## [To be done]
Transcribe the material verbatim in full; the pictures do not belong in the copy.
┏━━
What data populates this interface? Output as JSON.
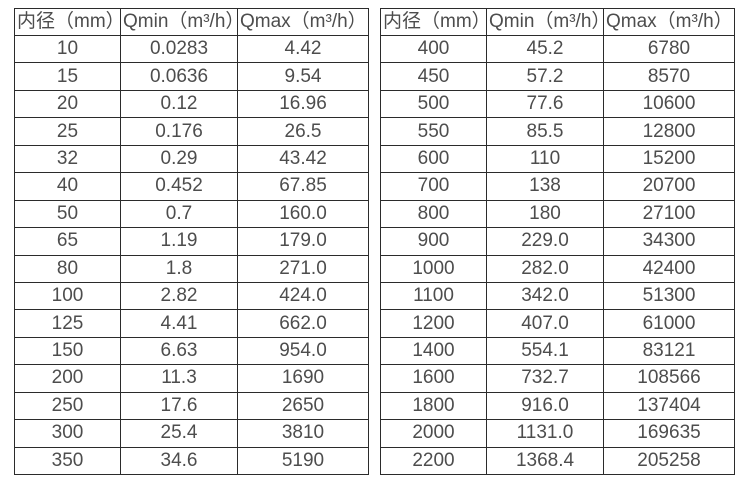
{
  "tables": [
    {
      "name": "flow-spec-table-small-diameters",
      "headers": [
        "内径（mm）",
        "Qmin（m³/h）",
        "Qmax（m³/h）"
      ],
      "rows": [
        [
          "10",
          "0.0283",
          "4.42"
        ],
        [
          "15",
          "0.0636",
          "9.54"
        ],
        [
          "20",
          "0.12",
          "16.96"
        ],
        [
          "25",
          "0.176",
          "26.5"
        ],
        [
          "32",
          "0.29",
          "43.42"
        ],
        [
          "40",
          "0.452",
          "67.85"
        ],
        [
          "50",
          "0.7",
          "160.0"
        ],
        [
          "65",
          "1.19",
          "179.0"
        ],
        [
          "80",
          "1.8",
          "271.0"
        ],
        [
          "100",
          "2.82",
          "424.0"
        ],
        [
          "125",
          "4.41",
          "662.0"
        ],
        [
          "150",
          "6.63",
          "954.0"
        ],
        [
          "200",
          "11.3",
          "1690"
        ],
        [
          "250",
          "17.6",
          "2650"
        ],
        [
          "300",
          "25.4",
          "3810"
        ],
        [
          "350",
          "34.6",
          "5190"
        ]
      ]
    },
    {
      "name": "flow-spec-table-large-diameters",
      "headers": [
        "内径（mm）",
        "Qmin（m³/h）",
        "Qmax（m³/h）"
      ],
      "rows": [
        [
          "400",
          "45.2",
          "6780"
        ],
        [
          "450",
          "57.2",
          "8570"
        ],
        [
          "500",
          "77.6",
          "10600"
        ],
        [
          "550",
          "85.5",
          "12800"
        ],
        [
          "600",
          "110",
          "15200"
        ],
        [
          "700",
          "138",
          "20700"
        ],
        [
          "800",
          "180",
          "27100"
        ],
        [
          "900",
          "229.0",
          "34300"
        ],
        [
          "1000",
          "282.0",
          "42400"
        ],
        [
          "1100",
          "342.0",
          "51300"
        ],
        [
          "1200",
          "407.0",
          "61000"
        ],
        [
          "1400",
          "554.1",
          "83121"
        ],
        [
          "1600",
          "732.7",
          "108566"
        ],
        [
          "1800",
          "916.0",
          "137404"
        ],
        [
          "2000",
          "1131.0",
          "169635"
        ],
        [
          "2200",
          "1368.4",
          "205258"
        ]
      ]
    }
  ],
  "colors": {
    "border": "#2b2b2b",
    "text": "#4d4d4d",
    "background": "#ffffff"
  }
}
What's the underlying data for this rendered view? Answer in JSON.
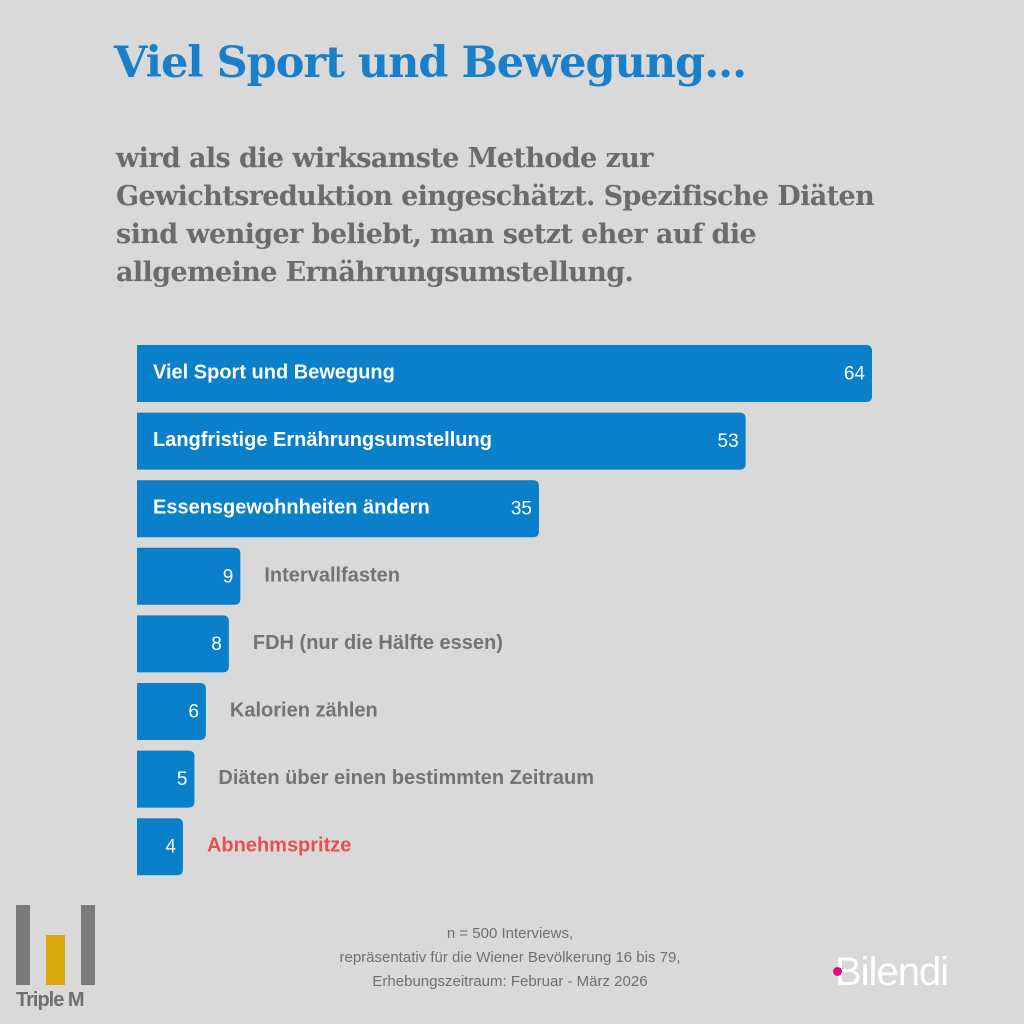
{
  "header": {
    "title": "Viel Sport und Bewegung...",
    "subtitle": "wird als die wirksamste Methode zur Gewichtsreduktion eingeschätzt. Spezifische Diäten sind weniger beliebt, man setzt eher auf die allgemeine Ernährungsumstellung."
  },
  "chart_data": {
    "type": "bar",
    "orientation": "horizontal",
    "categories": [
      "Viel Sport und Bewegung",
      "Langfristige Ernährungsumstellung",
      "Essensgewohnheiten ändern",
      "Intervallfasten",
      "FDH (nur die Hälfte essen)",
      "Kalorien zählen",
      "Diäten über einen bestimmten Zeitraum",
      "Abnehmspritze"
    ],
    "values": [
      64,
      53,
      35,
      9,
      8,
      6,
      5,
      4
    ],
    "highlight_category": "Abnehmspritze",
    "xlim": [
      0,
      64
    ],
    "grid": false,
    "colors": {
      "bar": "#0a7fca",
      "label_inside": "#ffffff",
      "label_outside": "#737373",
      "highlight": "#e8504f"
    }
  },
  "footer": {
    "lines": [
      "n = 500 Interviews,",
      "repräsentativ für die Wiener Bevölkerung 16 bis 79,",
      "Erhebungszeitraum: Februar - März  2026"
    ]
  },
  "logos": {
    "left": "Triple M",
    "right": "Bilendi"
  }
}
┗━━
## [Exercise response]
What data populates this interface? Output as JSON.
{
  "tables": [
    {
      "name": "flow-spec-table-small-diameters",
      "headers": [
        "内径（mm）",
        "Qmin（m³/h）",
        "Qmax（m³/h）"
      ],
      "rows": [
        [
          "10",
          "0.0283",
          "4.42"
        ],
        [
          "15",
          "0.0636",
          "9.54"
        ],
        [
          "20",
          "0.12",
          "16.96"
        ],
        [
          "25",
          "0.176",
          "26.5"
        ],
        [
          "32",
          "0.29",
          "43.42"
        ],
        [
          "40",
          "0.452",
          "67.85"
        ],
        [
          "50",
          "0.7",
          "160.0"
        ],
        [
          "65",
          "1.19",
          "179.0"
        ],
        [
          "80",
          "1.8",
          "271.0"
        ],
        [
          "100",
          "2.82",
          "424.0"
        ],
        [
          "125",
          "4.41",
          "662.0"
        ],
        [
          "150",
          "6.63",
          "954.0"
        ],
        [
          "200",
          "11.3",
          "1690"
        ],
        [
          "250",
          "17.6",
          "2650"
        ],
        [
          "300",
          "25.4",
          "3810"
        ],
        [
          "350",
          "34.6",
          "5190"
        ]
      ]
    },
    {
      "name": "flow-spec-table-large-diameters",
      "headers": [
        "内径（mm）",
        "Qmin（m³/h）",
        "Qmax（m³/h）"
      ],
      "rows": [
        [
          "400",
          "45.2",
          "6780"
        ],
        [
          "450",
          "57.2",
          "8570"
        ],
        [
          "500",
          "77.6",
          "10600"
        ],
        [
          "550",
          "85.5",
          "12800"
        ],
        [
          "600",
          "110",
          "15200"
        ],
        [
          "700",
          "138",
          "20700"
        ],
        [
          "800",
          "180",
          "27100"
        ],
        [
          "900",
          "229.0",
          "34300"
        ],
        [
          "1000",
          "282.0",
          "42400"
        ],
        [
          "1100",
          "342.0",
          "51300"
        ],
        [
          "1200",
          "407.0",
          "61000"
        ],
        [
          "1400",
          "554.1",
          "83121"
        ],
        [
          "1600",
          "732.7",
          "108566"
        ],
        [
          "1800",
          "916.0",
          "137404"
        ],
        [
          "2000",
          "1131.0",
          "169635"
        ],
        [
          "2200",
          "1368.4",
          "205258"
        ]
      ]
    }
  ],
  "colors": {
    "border": "#2b2b2b",
    "text": "#4d4d4d",
    "background": "#ffffff"
  }
}
What's the underlying data for this rendered view? Answer in JSON.
{
  "header": {
    "title": "Viel Sport und Bewegung...",
    "subtitle": "wird als die wirksamste Methode zur Gewichtsreduktion eingeschätzt. Spezifische Diäten sind weniger beliebt, man setzt eher auf die allgemeine Ernährungsumstellung."
  },
  "chart_data": {
    "type": "bar",
    "orientation": "horizontal",
    "categories": [
      "Viel Sport und Bewegung",
      "Langfristige Ernährungsumstellung",
      "Essensgewohnheiten ändern",
      "Intervallfasten",
      "FDH (nur die Hälfte essen)",
      "Kalorien zählen",
      "Diäten über einen bestimmten Zeitraum",
      "Abnehmspritze"
    ],
    "values": [
      64,
      53,
      35,
      9,
      8,
      6,
      5,
      4
    ],
    "highlight_category": "Abnehmspritze",
    "xlim": [
      0,
      64
    ],
    "grid": false,
    "colors": {
      "bar": "#0a7fca",
      "label_inside": "#ffffff",
      "label_outside": "#737373",
      "highlight": "#e8504f"
    }
  },
  "footer": {
    "lines": [
      "n = 500 Interviews,",
      "repräsentativ für die Wiener Bevölkerung 16 bis 79,",
      "Erhebungszeitraum: Februar - März  2026"
    ]
  },
  "logos": {
    "left": "Triple M",
    "right": "Bilendi"
  }
}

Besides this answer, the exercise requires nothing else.